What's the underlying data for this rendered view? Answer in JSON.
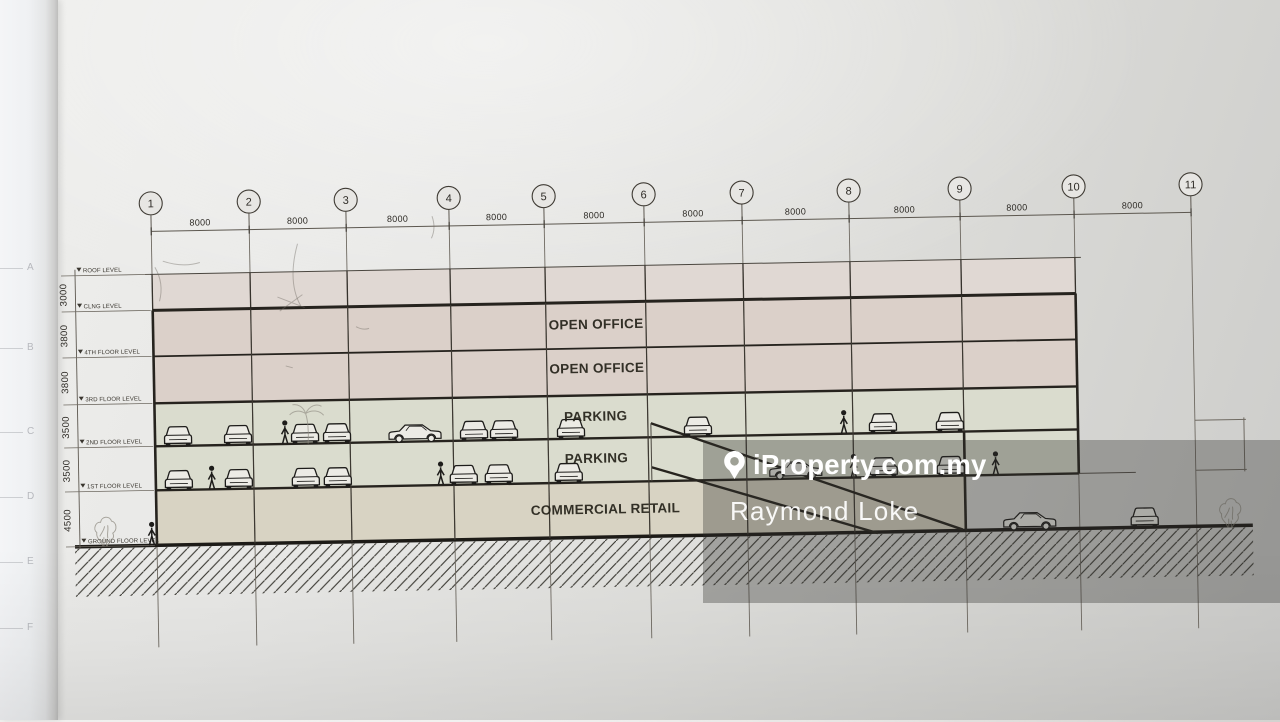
{
  "colors": {
    "paper": "#e7e6e3",
    "roof_fill": "#e0d8d3",
    "office_fill": "#dbd0c9",
    "parking_fill": "#dadcce",
    "retail_fill": "#d8d3c3",
    "ink": "#26231e",
    "pencil": "#8f8b81",
    "watermark_text": "#ffffff"
  },
  "drawing": {
    "grid_numbers": [
      "1",
      "2",
      "3",
      "4",
      "5",
      "6",
      "7",
      "8",
      "9",
      "10",
      "11"
    ],
    "grid_x": [
      157,
      255,
      352,
      455,
      550,
      650,
      748,
      855,
      966,
      1080,
      1197
    ],
    "bay_dims": [
      "8000",
      "8000",
      "8000",
      "8000",
      "8000",
      "8000",
      "8000",
      "8000",
      "8000",
      "8000"
    ],
    "levels": [
      {
        "label": "ROOF LEVEL",
        "y": 275
      },
      {
        "label": "CLNG LEVEL",
        "y": 311
      },
      {
        "label": "4TH FLOOR LEVEL",
        "y": 357
      },
      {
        "label": "3RD FLOOR LEVEL",
        "y": 404
      },
      {
        "label": "2ND FLOOR LEVEL",
        "y": 447
      },
      {
        "label": "1ST FLOOR LEVEL",
        "y": 491
      },
      {
        "label": "GROUND FLOOR LEVEL",
        "y": 546
      }
    ],
    "level_dims": [
      "3000",
      "3800",
      "3800",
      "3500",
      "3500",
      "4500"
    ],
    "floor_labels": [
      {
        "text": "OPEN OFFICE",
        "x": 600,
        "y": 333
      },
      {
        "text": "OPEN OFFICE",
        "x": 600,
        "y": 377
      },
      {
        "text": "PARKING",
        "x": 598,
        "y": 425
      },
      {
        "text": "PARKING",
        "x": 598,
        "y": 467
      },
      {
        "text": "COMMERCIAL RETAIL",
        "x": 606,
        "y": 518
      }
    ],
    "cars_front_upper": [
      180,
      240,
      307,
      339,
      476,
      506,
      573,
      700,
      885,
      952
    ],
    "cars_side_upper": [
      417
    ],
    "cars_front_lower": [
      180,
      240,
      307,
      339,
      465,
      500,
      570,
      885,
      952
    ],
    "cars_side_lower": [
      797
    ],
    "cars_front_ground": [
      1145
    ],
    "cars_side_ground": [
      1030
    ],
    "people_upper": [
      287,
      846
    ],
    "people_lower": [
      213,
      442,
      855,
      997
    ],
    "people_ground": [
      152
    ],
    "margin_letters": [
      "A",
      "B",
      "C",
      "D",
      "E",
      "F"
    ]
  },
  "watermark": {
    "brand": "iProperty.com.my",
    "agent": "Raymond Loke"
  }
}
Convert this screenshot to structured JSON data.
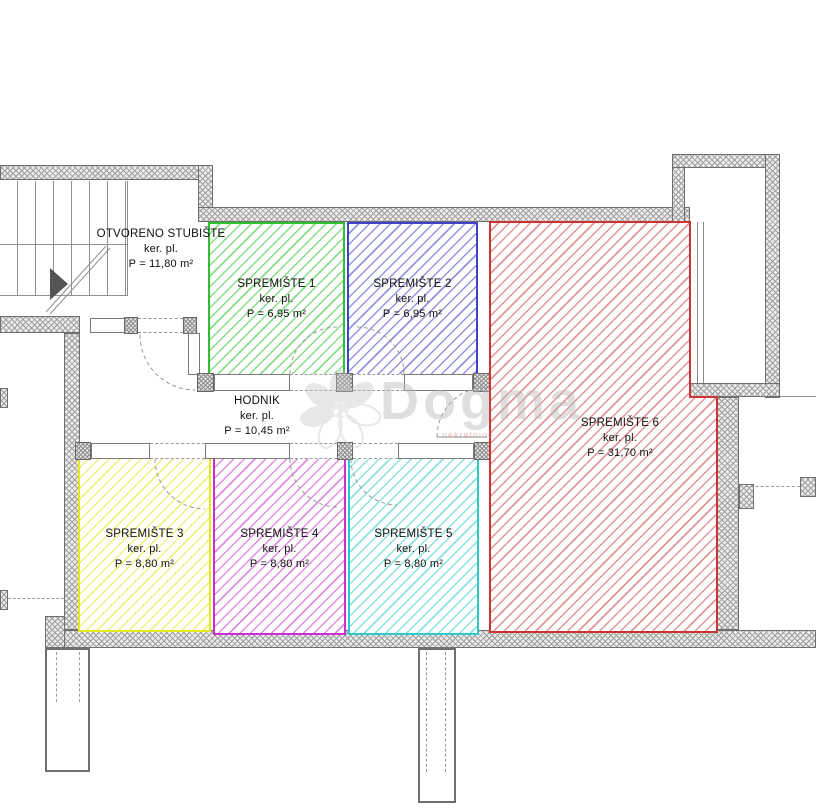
{
  "plan": {
    "rooms": [
      {
        "id": "otvoreno-stubiste",
        "name": "OTVORENO STUBIŠTE",
        "finish": "ker. pl.",
        "area": "P = 11,80 m²",
        "border": null,
        "stripe": null
      },
      {
        "id": "spremiste-1",
        "name": "SPREMIŠTE 1",
        "finish": "ker. pl.",
        "area": "P = 6,95 m²",
        "border": "#2fbf2f",
        "stripe": "#85e085"
      },
      {
        "id": "spremiste-2",
        "name": "SPREMIŠTE 2",
        "finish": "ker. pl.",
        "area": "P = 6,95 m²",
        "border": "#4242c8",
        "stripe": "#9595dd"
      },
      {
        "id": "spremiste-3",
        "name": "SPREMIŠTE 3",
        "finish": "ker. pl.",
        "area": "P = 8,80 m²",
        "border": "#e8e81e",
        "stripe": "#f0f07e"
      },
      {
        "id": "spremiste-4",
        "name": "SPREMIŠTE 4",
        "finish": "ker. pl.",
        "area": "P = 8,80 m²",
        "border": "#cc2fcc",
        "stripe": "#e08ae0"
      },
      {
        "id": "spremiste-5",
        "name": "SPREMIŠTE 5",
        "finish": "ker. pl.",
        "area": "P = 8,80 m²",
        "border": "#2fc9c9",
        "stripe": "#8ae2e2"
      },
      {
        "id": "spremiste-6",
        "name": "SPREMIŠTE 6",
        "finish": "ker. pl.",
        "area": "P = 31,70 m²",
        "border": "#cc3434",
        "stripe": "#e39494"
      },
      {
        "id": "hodnik",
        "name": "HODNIK",
        "finish": "ker. pl.",
        "area": "P = 10,45 m²",
        "border": null,
        "stripe": null
      }
    ],
    "watermark": {
      "brand": "Dogma",
      "subtext": "nekretnine"
    },
    "colors": {
      "wall_hatch": "#9f9f9f",
      "wall_edge": "#6f6f6f",
      "line": "#8f8f8f"
    }
  }
}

====

» **Written request**
From the listing, tally every line with the word "JSON" in it and give only the tally.

» **Solution for this problem**
2